*Direction*: Repeat each record below exactly as given.

*Dataset extract*:

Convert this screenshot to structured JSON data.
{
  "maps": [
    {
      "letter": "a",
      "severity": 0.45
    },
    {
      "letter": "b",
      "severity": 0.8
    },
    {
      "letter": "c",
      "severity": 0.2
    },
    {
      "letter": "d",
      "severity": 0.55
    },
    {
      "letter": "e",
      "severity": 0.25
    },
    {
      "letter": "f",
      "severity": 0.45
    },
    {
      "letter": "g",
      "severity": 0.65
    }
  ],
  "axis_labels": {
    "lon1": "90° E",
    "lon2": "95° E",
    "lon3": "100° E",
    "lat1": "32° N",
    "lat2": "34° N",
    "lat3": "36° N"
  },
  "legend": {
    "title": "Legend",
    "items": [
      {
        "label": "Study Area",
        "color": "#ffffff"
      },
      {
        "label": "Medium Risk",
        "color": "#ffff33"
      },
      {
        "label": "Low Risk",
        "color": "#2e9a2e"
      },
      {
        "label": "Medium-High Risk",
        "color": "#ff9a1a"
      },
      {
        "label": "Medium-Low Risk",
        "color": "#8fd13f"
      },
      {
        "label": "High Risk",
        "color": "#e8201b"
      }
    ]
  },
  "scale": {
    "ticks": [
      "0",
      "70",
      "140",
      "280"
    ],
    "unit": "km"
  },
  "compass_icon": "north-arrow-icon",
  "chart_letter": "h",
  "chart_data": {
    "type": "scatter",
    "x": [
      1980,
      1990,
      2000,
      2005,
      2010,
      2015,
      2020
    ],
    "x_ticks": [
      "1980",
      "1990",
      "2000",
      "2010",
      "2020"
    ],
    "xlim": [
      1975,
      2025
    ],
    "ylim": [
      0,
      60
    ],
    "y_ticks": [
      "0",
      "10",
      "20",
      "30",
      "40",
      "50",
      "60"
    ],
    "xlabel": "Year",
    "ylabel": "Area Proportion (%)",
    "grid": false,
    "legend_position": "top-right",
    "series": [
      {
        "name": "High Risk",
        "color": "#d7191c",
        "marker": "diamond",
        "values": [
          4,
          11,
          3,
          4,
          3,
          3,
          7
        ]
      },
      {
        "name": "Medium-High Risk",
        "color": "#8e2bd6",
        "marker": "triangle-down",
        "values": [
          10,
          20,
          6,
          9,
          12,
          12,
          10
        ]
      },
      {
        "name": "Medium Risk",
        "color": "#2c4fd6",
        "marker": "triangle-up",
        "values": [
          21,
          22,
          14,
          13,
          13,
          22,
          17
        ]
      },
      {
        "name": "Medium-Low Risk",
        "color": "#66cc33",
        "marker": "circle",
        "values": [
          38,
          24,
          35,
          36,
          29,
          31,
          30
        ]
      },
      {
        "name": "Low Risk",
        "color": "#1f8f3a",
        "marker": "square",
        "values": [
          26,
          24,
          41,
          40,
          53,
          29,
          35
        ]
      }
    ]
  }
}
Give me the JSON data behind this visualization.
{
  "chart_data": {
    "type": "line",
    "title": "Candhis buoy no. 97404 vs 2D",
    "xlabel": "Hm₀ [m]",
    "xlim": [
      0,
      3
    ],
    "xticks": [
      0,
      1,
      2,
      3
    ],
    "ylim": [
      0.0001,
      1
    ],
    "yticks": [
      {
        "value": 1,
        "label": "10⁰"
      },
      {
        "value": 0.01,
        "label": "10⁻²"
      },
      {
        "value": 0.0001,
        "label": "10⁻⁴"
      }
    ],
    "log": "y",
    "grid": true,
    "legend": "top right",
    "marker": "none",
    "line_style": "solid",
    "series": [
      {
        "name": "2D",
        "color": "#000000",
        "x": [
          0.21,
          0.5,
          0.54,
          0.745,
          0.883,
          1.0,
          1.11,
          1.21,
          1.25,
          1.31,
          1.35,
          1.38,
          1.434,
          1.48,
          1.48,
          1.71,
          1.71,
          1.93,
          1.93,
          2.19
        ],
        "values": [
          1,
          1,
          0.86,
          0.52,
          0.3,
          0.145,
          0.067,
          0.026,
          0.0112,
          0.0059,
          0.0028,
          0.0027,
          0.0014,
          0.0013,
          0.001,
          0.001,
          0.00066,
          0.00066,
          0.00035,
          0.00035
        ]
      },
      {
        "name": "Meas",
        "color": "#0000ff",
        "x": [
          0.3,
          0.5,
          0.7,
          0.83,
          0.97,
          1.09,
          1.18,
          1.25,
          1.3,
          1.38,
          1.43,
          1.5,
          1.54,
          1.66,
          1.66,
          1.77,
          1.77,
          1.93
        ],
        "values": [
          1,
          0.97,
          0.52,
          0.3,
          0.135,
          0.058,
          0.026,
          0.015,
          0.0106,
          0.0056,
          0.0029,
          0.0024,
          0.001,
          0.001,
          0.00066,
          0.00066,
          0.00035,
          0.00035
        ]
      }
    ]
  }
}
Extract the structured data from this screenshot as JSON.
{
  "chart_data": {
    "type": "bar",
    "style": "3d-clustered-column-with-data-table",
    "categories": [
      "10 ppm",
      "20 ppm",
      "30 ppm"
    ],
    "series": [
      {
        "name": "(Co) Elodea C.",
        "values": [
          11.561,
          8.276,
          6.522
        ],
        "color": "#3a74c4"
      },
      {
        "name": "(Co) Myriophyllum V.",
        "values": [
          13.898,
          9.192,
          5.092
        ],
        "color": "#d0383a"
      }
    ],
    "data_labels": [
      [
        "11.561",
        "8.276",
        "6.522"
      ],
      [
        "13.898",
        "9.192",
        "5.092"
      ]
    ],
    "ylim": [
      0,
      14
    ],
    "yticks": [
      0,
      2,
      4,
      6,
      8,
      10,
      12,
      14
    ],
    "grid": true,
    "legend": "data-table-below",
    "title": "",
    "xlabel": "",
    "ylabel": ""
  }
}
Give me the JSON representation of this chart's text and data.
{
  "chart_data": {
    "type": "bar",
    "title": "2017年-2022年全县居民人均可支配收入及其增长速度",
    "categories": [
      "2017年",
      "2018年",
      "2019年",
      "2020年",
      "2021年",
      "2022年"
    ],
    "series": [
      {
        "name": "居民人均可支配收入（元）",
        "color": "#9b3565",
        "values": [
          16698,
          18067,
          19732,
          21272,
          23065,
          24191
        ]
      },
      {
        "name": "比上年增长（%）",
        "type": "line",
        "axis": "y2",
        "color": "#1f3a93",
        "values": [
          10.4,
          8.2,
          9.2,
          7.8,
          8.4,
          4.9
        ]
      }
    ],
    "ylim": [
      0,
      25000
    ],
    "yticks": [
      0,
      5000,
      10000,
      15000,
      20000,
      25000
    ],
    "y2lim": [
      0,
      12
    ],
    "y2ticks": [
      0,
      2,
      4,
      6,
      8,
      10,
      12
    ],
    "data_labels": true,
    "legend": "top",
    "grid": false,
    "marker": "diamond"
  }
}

*Answer*:
Convert this screenshot to structured JSON data.
{
  "maps": [
    {
      "letter": "a",
      "severity": 0.45
    },
    {
      "letter": "b",
      "severity": 0.8
    },
    {
      "letter": "c",
      "severity": 0.2
    },
    {
      "letter": "d",
      "severity": 0.55
    },
    {
      "letter": "e",
      "severity": 0.25
    },
    {
      "letter": "f",
      "severity": 0.45
    },
    {
      "letter": "g",
      "severity": 0.65
    }
  ],
  "axis_labels": {
    "lon1": "90° E",
    "lon2": "95° E",
    "lon3": "100° E",
    "lat1": "32° N",
    "lat2": "34° N",
    "lat3": "36° N"
  },
  "legend": {
    "title": "Legend",
    "items": [
      {
        "label": "Study Area",
        "color": "#ffffff"
      },
      {
        "label": "Medium Risk",
        "color": "#ffff33"
      },
      {
        "label": "Low Risk",
        "color": "#2e9a2e"
      },
      {
        "label": "Medium-High Risk",
        "color": "#ff9a1a"
      },
      {
        "label": "Medium-Low Risk",
        "color": "#8fd13f"
      },
      {
        "label": "High Risk",
        "color": "#e8201b"
      }
    ]
  },
  "scale": {
    "ticks": [
      "0",
      "70",
      "140",
      "280"
    ],
    "unit": "km"
  },
  "compass_icon": "north-arrow-icon",
  "chart_letter": "h",
  "chart_data": {
    "type": "scatter",
    "x": [
      1980,
      1990,
      2000,
      2005,
      2010,
      2015,
      2020
    ],
    "x_ticks": [
      "1980",
      "1990",
      "2000",
      "2010",
      "2020"
    ],
    "xlim": [
      1975,
      2025
    ],
    "ylim": [
      0,
      60
    ],
    "y_ticks": [
      "0",
      "10",
      "20",
      "30",
      "40",
      "50",
      "60"
    ],
    "xlabel": "Year",
    "ylabel": "Area Proportion (%)",
    "grid": false,
    "legend_position": "top-right",
    "series": [
      {
        "name": "High Risk",
        "color": "#d7191c",
        "marker": "diamond",
        "values": [
          4,
          11,
          3,
          4,
          3,
          3,
          7
        ]
      },
      {
        "name": "Medium-High Risk",
        "color": "#8e2bd6",
        "marker": "triangle-down",
        "values": [
          10,
          20,
          6,
          9,
          12,
          12,
          10
        ]
      },
      {
        "name": "Medium Risk",
        "color": "#2c4fd6",
        "marker": "triangle-up",
        "values": [
          21,
          22,
          14,
          13,
          13,
          22,
          17
        ]
      },
      {
        "name": "Medium-Low Risk",
        "color": "#66cc33",
        "marker": "circle",
        "values": [
          38,
          24,
          35,
          36,
          29,
          31,
          30
        ]
      },
      {
        "name": "Low Risk",
        "color": "#1f8f3a",
        "marker": "square",
        "values": [
          26,
          24,
          41,
          40,
          53,
          29,
          35
        ]
      }
    ]
  }
}
Give me the JSON data behind this visualization.
{
  "chart_data": {
    "type": "line",
    "title": "Candhis buoy no. 97404 vs 2D",
    "xlabel": "Hm₀ [m]",
    "xlim": [
      0,
      3
    ],
    "xticks": [
      0,
      1,
      2,
      3
    ],
    "ylim": [
      0.0001,
      1
    ],
    "yticks": [
      {
        "value": 1,
        "label": "10⁰"
      },
      {
        "value": 0.01,
        "label": "10⁻²"
      },
      {
        "value": 0.0001,
        "label": "10⁻⁴"
      }
    ],
    "log": "y",
    "grid": true,
    "legend": "top right",
    "marker": "none",
    "line_style": "solid",
    "series": [
      {
        "name": "2D",
        "color": "#000000",
        "x": [
          0.21,
          0.5,
          0.54,
          0.745,
          0.883,
          1.0,
          1.11,
          1.21,
          1.25,
          1.31,
          1.35,
          1.38,
          1.434,
          1.48,
          1.48,
          1.71,
          1.71,
          1.93,
          1.93,
          2.19
        ],
        "values": [
          1,
          1,
          0.86,
          0.52,
          0.3,
          0.145,
          0.067,
          0.026,
          0.0112,
          0.0059,
          0.0028,
          0.0027,
          0.0014,
          0.0013,
          0.001,
          0.001,
          0.00066,
          0.00066,
          0.00035,
          0.00035
        ]
      },
      {
        "name": "Meas",
        "color": "#0000ff",
        "x": [
          0.3,
          0.5,
          0.7,
          0.83,
          0.97,
          1.09,
          1.18,
          1.25,
          1.3,
          1.38,
          1.43,
          1.5,
          1.54,
          1.66,
          1.66,
          1.77,
          1.77,
          1.93
        ],
        "values": [
          1,
          0.97,
          0.52,
          0.3,
          0.135,
          0.058,
          0.026,
          0.015,
          0.0106,
          0.0056,
          0.0029,
          0.0024,
          0.001,
          0.001,
          0.00066,
          0.00066,
          0.00035,
          0.00035
        ]
      }
    ]
  }
}
Extract the structured data from this screenshot as JSON.
{
  "chart_data": {
    "type": "bar",
    "style": "3d-clustered-column-with-data-table",
    "categories": [
      "10 ppm",
      "20 ppm",
      "30 ppm"
    ],
    "series": [
      {
        "name": "(Co) Elodea C.",
        "values": [
          11.561,
          8.276,
          6.522
        ],
        "color": "#3a74c4"
      },
      {
        "name": "(Co) Myriophyllum V.",
        "values": [
          13.898,
          9.192,
          5.092
        ],
        "color": "#d0383a"
      }
    ],
    "data_labels": [
      [
        "11.561",
        "8.276",
        "6.522"
      ],
      [
        "13.898",
        "9.192",
        "5.092"
      ]
    ],
    "ylim": [
      0,
      14
    ],
    "yticks": [
      0,
      2,
      4,
      6,
      8,
      10,
      12,
      14
    ],
    "grid": true,
    "legend": "data-table-below",
    "title": "",
    "xlabel": "",
    "ylabel": ""
  }
}
Give me the JSON representation of this chart's text and data.
{
  "chart_data": {
    "type": "bar",
    "title": "2017年-2022年全县居民人均可支配收入及其增长速度",
    "categories": [
      "2017年",
      "2018年",
      "2019年",
      "2020年",
      "2021年",
      "2022年"
    ],
    "series": [
      {
        "name": "居民人均可支配收入（元）",
        "color": "#9b3565",
        "values": [
          16698,
          18067,
          19732,
          21272,
          23065,
          24191
        ]
      },
      {
        "name": "比上年增长（%）",
        "type": "line",
        "axis": "y2",
        "color": "#1f3a93",
        "values": [
          10.4,
          8.2,
          9.2,
          7.8,
          8.4,
          4.9
        ]
      }
    ],
    "ylim": [
      0,
      25000
    ],
    "yticks": [
      0,
      5000,
      10000,
      15000,
      20000,
      25000
    ],
    "y2lim": [
      0,
      12
    ],
    "y2ticks": [
      0,
      2,
      4,
      6,
      8,
      10,
      12
    ],
    "data_labels": true,
    "legend": "top",
    "grid": false,
    "marker": "diamond"
  }
}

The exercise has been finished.